EXERCISE REQUIREMENTS: Show all lines holding the string "true".

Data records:

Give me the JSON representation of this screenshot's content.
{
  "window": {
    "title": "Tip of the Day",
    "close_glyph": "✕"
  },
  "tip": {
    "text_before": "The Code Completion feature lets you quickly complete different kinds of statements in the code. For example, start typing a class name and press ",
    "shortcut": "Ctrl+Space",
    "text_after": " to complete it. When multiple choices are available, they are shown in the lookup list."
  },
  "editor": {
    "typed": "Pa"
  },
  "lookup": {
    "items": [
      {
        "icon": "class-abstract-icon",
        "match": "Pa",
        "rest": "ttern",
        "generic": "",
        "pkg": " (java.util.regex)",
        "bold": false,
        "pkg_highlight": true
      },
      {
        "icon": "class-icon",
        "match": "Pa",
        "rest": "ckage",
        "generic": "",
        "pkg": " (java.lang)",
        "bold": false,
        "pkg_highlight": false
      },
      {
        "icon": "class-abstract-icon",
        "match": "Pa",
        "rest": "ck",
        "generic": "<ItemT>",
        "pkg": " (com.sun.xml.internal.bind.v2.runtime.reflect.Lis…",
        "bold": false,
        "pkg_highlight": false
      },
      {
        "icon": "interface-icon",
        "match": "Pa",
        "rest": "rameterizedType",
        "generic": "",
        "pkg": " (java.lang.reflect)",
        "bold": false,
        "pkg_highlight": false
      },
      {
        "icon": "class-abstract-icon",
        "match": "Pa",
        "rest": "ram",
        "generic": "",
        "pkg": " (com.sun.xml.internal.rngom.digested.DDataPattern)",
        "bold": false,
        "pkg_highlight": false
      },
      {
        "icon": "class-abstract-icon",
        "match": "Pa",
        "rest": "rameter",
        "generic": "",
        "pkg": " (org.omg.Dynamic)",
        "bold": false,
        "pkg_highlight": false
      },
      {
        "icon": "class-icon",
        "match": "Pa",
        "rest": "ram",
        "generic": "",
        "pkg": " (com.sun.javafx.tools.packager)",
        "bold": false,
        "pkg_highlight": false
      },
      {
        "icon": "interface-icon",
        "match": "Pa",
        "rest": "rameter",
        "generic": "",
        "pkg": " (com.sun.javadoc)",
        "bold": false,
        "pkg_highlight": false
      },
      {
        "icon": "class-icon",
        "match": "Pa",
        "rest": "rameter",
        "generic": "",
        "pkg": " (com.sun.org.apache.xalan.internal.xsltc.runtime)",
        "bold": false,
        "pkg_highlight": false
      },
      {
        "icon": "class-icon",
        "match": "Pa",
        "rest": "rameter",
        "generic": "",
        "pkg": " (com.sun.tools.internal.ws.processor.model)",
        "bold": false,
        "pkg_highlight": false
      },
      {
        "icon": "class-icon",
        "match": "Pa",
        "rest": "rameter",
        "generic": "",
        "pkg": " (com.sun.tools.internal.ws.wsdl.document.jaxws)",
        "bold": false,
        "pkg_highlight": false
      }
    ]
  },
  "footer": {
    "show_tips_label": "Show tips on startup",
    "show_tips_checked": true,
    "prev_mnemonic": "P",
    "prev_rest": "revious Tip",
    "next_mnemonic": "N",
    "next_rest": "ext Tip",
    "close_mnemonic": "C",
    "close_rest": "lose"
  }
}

SOLUTION FOR THIS TASK:
        "pkg_highlight": true
    "show_tips_checked": true,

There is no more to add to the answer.